# MATERIAL SUPPLIED start

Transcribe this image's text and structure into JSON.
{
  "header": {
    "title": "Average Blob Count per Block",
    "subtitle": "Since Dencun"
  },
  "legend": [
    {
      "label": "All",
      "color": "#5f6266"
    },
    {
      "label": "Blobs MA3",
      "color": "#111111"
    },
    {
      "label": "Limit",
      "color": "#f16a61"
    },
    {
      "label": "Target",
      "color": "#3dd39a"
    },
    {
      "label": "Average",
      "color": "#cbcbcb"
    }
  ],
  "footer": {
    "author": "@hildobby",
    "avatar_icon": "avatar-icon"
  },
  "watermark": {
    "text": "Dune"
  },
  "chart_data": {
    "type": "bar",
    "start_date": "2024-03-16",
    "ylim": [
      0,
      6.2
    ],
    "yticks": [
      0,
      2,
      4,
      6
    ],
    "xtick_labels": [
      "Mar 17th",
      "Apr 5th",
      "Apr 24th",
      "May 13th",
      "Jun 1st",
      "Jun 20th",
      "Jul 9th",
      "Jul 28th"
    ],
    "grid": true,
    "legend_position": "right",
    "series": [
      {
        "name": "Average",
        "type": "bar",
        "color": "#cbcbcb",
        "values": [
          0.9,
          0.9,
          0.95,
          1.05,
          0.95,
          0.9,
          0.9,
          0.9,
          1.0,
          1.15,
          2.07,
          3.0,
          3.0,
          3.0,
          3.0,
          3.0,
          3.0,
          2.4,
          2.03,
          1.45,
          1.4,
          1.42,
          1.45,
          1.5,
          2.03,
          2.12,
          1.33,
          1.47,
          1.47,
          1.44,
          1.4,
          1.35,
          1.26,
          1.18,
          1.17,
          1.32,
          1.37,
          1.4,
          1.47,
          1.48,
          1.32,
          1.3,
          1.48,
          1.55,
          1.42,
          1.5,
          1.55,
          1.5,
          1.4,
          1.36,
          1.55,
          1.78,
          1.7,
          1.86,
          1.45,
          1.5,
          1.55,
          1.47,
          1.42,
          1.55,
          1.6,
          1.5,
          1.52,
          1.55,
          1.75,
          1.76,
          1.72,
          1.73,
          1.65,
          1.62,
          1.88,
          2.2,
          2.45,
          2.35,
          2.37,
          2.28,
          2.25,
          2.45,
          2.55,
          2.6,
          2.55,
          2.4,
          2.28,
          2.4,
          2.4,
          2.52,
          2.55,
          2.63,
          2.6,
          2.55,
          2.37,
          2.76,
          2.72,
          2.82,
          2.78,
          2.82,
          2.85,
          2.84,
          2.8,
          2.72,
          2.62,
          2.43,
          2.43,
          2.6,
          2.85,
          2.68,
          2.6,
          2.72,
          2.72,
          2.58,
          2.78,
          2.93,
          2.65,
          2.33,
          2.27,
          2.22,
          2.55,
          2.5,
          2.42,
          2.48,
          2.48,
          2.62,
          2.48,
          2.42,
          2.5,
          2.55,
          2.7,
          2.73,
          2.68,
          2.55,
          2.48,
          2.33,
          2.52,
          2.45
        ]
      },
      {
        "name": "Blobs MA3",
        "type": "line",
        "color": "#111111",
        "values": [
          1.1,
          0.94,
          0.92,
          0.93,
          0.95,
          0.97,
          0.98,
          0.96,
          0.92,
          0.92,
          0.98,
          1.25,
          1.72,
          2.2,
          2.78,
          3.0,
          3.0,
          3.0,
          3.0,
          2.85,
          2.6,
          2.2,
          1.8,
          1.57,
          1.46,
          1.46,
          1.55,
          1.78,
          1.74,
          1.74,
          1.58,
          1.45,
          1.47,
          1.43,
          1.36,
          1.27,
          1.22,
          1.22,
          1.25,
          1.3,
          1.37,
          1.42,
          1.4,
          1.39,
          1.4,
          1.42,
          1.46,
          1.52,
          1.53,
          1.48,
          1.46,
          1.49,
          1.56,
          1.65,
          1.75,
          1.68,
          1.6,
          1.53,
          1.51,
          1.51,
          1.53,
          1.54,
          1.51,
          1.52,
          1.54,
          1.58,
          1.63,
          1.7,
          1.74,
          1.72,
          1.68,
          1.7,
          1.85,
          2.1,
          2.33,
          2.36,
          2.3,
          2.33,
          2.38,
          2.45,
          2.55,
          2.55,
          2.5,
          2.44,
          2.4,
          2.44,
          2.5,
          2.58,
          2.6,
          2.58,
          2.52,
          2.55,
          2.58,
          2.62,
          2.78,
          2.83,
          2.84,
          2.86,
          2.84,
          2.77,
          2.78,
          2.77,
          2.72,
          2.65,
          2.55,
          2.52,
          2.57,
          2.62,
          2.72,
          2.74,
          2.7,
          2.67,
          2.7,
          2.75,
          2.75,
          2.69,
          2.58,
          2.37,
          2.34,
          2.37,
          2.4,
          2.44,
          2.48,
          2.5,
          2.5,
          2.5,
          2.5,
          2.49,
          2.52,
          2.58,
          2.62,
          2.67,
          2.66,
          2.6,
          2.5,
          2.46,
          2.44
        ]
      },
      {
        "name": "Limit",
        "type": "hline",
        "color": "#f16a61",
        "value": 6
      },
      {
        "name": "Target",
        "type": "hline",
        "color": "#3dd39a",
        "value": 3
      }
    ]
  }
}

# MATERIAL SUPPLIED end

**WHAT YOU ARE ASKED TO DO:**
All of the data above should be transcribed exactly.

**OUTPUT FOR THIS EXERCISE:**
Transcribe this image's text and structure into JSON.
{
  "header": {
    "title": "Average Blob Count per Block",
    "subtitle": "Since Dencun"
  },
  "legend": [
    {
      "label": "All",
      "color": "#5f6266"
    },
    {
      "label": "Blobs MA3",
      "color": "#111111"
    },
    {
      "label": "Limit",
      "color": "#f16a61"
    },
    {
      "label": "Target",
      "color": "#3dd39a"
    },
    {
      "label": "Average",
      "color": "#cbcbcb"
    }
  ],
  "footer": {
    "author": "@hildobby",
    "avatar_icon": "avatar-icon"
  },
  "watermark": {
    "text": "Dune"
  },
  "chart_data": {
    "type": "bar",
    "start_date": "2024-03-16",
    "ylim": [
      0,
      6.2
    ],
    "yticks": [
      0,
      2,
      4,
      6
    ],
    "xtick_labels": [
      "Mar 17th",
      "Apr 5th",
      "Apr 24th",
      "May 13th",
      "Jun 1st",
      "Jun 20th",
      "Jul 9th",
      "Jul 28th"
    ],
    "grid": true,
    "legend_position": "right",
    "series": [
      {
        "name": "Average",
        "type": "bar",
        "color": "#cbcbcb",
        "values": [
          0.9,
          0.9,
          0.95,
          1.05,
          0.95,
          0.9,
          0.9,
          0.9,
          1.0,
          1.15,
          2.07,
          3.0,
          3.0,
          3.0,
          3.0,
          3.0,
          3.0,
          2.4,
          2.03,
          1.45,
          1.4,
          1.42,
          1.45,
          1.5,
          2.03,
          2.12,
          1.33,
          1.47,
          1.47,
          1.44,
          1.4,
          1.35,
          1.26,
          1.18,
          1.17,
          1.32,
          1.37,
          1.4,
          1.47,
          1.48,
          1.32,
          1.3,
          1.48,
          1.55,
          1.42,
          1.5,
          1.55,
          1.5,
          1.4,
          1.36,
          1.55,
          1.78,
          1.7,
          1.86,
          1.45,
          1.5,
          1.55,
          1.47,
          1.42,
          1.55,
          1.6,
          1.5,
          1.52,
          1.55,
          1.75,
          1.76,
          1.72,
          1.73,
          1.65,
          1.62,
          1.88,
          2.2,
          2.45,
          2.35,
          2.37,
          2.28,
          2.25,
          2.45,
          2.55,
          2.6,
          2.55,
          2.4,
          2.28,
          2.4,
          2.4,
          2.52,
          2.55,
          2.63,
          2.6,
          2.55,
          2.37,
          2.76,
          2.72,
          2.82,
          2.78,
          2.82,
          2.85,
          2.84,
          2.8,
          2.72,
          2.62,
          2.43,
          2.43,
          2.6,
          2.85,
          2.68,
          2.6,
          2.72,
          2.72,
          2.58,
          2.78,
          2.93,
          2.65,
          2.33,
          2.27,
          2.22,
          2.55,
          2.5,
          2.42,
          2.48,
          2.48,
          2.62,
          2.48,
          2.42,
          2.5,
          2.55,
          2.7,
          2.73,
          2.68,
          2.55,
          2.48,
          2.33,
          2.52,
          2.45
        ]
      },
      {
        "name": "Blobs MA3",
        "type": "line",
        "color": "#111111",
        "values": [
          1.1,
          0.94,
          0.92,
          0.93,
          0.95,
          0.97,
          0.98,
          0.96,
          0.92,
          0.92,
          0.98,
          1.25,
          1.72,
          2.2,
          2.78,
          3.0,
          3.0,
          3.0,
          3.0,
          2.85,
          2.6,
          2.2,
          1.8,
          1.57,
          1.46,
          1.46,
          1.55,
          1.78,
          1.74,
          1.74,
          1.58,
          1.45,
          1.47,
          1.43,
          1.36,
          1.27,
          1.22,
          1.22,
          1.25,
          1.3,
          1.37,
          1.42,
          1.4,
          1.39,
          1.4,
          1.42,
          1.46,
          1.52,
          1.53,
          1.48,
          1.46,
          1.49,
          1.56,
          1.65,
          1.75,
          1.68,
          1.6,
          1.53,
          1.51,
          1.51,
          1.53,
          1.54,
          1.51,
          1.52,
          1.54,
          1.58,
          1.63,
          1.7,
          1.74,
          1.72,
          1.68,
          1.7,
          1.85,
          2.1,
          2.33,
          2.36,
          2.3,
          2.33,
          2.38,
          2.45,
          2.55,
          2.55,
          2.5,
          2.44,
          2.4,
          2.44,
          2.5,
          2.58,
          2.6,
          2.58,
          2.52,
          2.55,
          2.58,
          2.62,
          2.78,
          2.83,
          2.84,
          2.86,
          2.84,
          2.77,
          2.78,
          2.77,
          2.72,
          2.65,
          2.55,
          2.52,
          2.57,
          2.62,
          2.72,
          2.74,
          2.7,
          2.67,
          2.7,
          2.75,
          2.75,
          2.69,
          2.58,
          2.37,
          2.34,
          2.37,
          2.4,
          2.44,
          2.48,
          2.5,
          2.5,
          2.5,
          2.5,
          2.49,
          2.52,
          2.58,
          2.62,
          2.67,
          2.66,
          2.6,
          2.5,
          2.46,
          2.44
        ]
      },
      {
        "name": "Limit",
        "type": "hline",
        "color": "#f16a61",
        "value": 6
      },
      {
        "name": "Target",
        "type": "hline",
        "color": "#3dd39a",
        "value": 3
      }
    ]
  }
}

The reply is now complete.